*** Opening of Data to examine ***

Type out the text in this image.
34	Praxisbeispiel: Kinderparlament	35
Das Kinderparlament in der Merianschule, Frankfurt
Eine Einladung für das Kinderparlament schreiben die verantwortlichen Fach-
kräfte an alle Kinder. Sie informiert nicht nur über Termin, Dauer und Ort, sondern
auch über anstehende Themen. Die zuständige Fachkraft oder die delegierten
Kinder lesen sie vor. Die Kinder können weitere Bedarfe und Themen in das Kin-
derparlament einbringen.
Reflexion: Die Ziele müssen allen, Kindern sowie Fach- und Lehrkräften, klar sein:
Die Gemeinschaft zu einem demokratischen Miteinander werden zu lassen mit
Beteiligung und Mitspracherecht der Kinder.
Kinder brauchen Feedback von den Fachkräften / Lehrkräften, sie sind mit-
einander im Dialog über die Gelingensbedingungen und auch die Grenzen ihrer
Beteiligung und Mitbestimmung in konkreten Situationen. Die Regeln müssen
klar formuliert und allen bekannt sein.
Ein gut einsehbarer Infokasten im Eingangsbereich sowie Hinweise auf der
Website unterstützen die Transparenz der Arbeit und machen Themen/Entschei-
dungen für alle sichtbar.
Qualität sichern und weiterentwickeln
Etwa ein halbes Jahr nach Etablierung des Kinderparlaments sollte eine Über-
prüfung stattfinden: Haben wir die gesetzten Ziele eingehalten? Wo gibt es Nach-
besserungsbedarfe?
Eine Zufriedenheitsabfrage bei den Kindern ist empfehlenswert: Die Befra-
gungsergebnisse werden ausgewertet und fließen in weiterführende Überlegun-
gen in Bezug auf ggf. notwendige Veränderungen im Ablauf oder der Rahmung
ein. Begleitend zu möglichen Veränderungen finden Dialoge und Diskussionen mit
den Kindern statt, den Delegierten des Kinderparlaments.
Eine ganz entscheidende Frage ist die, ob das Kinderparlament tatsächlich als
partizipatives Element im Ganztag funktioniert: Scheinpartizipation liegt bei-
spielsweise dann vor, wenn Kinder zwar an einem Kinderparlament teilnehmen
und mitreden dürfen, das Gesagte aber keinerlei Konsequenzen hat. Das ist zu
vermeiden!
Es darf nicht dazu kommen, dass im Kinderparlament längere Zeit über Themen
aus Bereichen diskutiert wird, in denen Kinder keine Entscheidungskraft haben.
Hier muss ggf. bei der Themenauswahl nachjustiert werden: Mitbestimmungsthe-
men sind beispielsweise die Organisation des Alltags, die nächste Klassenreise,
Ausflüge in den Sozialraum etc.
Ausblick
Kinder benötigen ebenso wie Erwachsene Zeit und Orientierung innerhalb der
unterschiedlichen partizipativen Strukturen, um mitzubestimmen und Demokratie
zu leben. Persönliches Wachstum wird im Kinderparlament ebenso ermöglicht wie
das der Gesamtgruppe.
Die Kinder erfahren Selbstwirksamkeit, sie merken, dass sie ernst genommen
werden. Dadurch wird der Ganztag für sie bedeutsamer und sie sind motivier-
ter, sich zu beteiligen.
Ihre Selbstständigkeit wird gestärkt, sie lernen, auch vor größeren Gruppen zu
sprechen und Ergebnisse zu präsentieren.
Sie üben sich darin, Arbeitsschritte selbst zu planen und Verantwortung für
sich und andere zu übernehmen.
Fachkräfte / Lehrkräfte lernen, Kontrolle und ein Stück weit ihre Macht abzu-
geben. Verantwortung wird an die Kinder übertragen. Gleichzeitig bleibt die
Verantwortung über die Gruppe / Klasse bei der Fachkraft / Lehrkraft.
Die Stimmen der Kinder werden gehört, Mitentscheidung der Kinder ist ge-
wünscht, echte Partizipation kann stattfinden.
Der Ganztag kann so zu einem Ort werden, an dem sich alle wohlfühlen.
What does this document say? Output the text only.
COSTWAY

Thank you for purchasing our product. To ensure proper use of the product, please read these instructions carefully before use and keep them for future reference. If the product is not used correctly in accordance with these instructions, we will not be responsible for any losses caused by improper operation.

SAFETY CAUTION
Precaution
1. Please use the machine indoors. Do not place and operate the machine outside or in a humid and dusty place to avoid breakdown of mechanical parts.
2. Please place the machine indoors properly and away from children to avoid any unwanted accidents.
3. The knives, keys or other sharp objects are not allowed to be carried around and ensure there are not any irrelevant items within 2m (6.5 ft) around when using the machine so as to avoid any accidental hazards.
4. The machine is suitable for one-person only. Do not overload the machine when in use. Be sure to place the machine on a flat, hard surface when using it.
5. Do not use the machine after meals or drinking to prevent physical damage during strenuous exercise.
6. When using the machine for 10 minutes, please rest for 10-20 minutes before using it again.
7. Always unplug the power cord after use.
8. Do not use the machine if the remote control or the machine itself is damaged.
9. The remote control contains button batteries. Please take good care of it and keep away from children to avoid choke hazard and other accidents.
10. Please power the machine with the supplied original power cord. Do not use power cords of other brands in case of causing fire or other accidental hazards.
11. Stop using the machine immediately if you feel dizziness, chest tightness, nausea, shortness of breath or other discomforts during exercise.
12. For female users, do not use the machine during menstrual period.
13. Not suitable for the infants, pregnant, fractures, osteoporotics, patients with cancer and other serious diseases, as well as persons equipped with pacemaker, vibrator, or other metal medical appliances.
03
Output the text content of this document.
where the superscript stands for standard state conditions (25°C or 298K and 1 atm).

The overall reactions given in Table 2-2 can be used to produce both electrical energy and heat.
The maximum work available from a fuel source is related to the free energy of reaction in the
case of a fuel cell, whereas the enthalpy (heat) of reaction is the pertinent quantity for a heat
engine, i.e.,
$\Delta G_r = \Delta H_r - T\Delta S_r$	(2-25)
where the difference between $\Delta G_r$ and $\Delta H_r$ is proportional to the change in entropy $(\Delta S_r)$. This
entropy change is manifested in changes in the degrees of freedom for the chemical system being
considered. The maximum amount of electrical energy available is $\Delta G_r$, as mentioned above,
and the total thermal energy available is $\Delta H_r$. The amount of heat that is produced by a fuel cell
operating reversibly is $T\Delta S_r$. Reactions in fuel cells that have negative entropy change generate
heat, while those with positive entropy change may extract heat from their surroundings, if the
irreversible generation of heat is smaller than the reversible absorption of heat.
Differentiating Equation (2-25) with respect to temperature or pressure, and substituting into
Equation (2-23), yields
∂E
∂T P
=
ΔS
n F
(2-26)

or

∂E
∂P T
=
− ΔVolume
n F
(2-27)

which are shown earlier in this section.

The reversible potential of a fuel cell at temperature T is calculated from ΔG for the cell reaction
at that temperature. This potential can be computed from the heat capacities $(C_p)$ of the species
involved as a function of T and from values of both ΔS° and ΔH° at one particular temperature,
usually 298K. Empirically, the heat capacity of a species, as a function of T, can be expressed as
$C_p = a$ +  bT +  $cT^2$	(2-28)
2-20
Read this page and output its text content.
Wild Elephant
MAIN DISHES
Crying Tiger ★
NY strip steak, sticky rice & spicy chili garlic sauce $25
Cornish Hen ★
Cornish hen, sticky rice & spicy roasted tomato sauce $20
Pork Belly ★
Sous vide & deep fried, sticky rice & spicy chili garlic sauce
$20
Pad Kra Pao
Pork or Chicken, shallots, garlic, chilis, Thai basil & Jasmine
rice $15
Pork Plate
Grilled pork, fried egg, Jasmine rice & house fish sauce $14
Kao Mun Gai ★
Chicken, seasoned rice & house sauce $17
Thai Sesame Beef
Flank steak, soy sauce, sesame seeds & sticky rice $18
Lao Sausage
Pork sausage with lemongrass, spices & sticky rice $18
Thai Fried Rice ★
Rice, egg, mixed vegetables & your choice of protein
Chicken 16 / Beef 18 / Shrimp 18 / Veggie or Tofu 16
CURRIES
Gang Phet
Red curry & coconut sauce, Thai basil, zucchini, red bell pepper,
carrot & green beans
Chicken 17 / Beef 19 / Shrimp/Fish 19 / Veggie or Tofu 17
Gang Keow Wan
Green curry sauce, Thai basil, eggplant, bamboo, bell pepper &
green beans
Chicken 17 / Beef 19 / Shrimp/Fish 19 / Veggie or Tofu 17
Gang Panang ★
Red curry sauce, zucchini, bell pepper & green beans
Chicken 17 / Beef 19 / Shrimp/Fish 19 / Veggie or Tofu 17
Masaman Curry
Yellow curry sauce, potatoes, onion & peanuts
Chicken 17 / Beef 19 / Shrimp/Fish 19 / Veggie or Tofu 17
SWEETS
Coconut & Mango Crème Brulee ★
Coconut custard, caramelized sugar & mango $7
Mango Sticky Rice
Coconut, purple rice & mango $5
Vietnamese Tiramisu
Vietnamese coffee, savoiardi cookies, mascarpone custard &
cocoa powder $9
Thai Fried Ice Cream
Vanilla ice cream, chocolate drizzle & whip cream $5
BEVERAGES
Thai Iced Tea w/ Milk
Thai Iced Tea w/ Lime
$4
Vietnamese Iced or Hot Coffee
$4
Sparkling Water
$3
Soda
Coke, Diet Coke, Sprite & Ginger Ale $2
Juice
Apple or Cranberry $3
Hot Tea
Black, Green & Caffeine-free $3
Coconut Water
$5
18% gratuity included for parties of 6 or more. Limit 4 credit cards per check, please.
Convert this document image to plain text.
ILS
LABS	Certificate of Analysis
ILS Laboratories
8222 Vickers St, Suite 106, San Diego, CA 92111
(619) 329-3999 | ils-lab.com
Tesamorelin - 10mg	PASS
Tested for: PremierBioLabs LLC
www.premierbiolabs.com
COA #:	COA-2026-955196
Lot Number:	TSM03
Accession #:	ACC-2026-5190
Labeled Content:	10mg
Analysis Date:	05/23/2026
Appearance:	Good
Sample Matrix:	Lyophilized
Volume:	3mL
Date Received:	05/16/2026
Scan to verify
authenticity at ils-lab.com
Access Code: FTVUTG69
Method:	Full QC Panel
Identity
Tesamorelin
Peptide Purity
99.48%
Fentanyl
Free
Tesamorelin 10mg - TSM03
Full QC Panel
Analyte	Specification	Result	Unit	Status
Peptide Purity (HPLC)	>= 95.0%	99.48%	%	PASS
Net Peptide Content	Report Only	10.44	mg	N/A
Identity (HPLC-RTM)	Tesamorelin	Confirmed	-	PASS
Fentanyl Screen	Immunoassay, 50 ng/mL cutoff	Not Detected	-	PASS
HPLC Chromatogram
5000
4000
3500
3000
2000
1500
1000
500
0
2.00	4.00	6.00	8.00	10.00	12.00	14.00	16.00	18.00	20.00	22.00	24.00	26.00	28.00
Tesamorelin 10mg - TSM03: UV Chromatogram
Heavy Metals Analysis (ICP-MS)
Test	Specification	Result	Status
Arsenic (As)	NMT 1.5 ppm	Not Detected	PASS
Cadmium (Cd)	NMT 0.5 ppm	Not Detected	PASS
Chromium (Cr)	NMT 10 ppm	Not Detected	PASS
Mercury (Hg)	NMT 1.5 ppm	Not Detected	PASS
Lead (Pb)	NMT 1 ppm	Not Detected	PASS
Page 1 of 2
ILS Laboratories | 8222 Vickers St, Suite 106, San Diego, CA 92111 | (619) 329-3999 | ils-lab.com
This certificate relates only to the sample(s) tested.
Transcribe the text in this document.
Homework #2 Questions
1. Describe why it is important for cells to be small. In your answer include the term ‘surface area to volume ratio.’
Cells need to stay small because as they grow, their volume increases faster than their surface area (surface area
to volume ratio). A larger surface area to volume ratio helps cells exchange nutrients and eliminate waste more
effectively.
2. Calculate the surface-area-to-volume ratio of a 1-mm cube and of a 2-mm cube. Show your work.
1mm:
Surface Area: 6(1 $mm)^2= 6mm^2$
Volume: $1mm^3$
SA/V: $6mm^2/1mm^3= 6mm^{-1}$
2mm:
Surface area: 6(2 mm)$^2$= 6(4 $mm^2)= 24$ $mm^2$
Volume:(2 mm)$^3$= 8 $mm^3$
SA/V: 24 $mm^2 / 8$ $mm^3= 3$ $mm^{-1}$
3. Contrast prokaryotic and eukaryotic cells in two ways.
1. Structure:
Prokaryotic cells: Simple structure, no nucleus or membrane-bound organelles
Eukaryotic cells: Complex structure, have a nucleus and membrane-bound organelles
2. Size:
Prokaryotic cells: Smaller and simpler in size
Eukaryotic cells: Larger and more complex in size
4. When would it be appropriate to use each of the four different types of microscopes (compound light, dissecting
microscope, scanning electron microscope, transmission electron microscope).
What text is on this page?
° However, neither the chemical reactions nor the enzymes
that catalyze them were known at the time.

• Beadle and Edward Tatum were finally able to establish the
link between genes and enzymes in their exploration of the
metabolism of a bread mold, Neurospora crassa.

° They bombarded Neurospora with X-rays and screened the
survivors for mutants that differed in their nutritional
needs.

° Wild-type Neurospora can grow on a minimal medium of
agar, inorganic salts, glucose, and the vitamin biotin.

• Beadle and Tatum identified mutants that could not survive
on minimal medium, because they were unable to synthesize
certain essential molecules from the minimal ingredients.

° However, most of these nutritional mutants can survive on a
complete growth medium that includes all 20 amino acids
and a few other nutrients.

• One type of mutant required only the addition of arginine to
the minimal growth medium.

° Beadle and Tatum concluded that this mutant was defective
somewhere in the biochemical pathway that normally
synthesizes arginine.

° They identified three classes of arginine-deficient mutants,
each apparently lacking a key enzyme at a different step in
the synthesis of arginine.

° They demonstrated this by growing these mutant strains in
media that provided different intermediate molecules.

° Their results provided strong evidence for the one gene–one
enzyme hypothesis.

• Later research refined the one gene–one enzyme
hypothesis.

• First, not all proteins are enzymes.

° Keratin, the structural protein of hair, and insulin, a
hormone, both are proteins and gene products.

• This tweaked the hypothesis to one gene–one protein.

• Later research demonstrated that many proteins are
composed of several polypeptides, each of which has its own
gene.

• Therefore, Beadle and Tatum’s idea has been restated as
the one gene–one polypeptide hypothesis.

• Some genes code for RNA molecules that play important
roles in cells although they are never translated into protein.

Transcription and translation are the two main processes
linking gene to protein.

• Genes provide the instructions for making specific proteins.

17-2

*** Close of Data to examine ***

Above are the entries; copy out every line among them that contains the word "text".

Type out the text in this image.
What does this document say? Output the text only.
Output the text content of this document.
Read this page and output its text content.
Convert this document image to plain text.
Transcribe the text in this document.
What text is on this page?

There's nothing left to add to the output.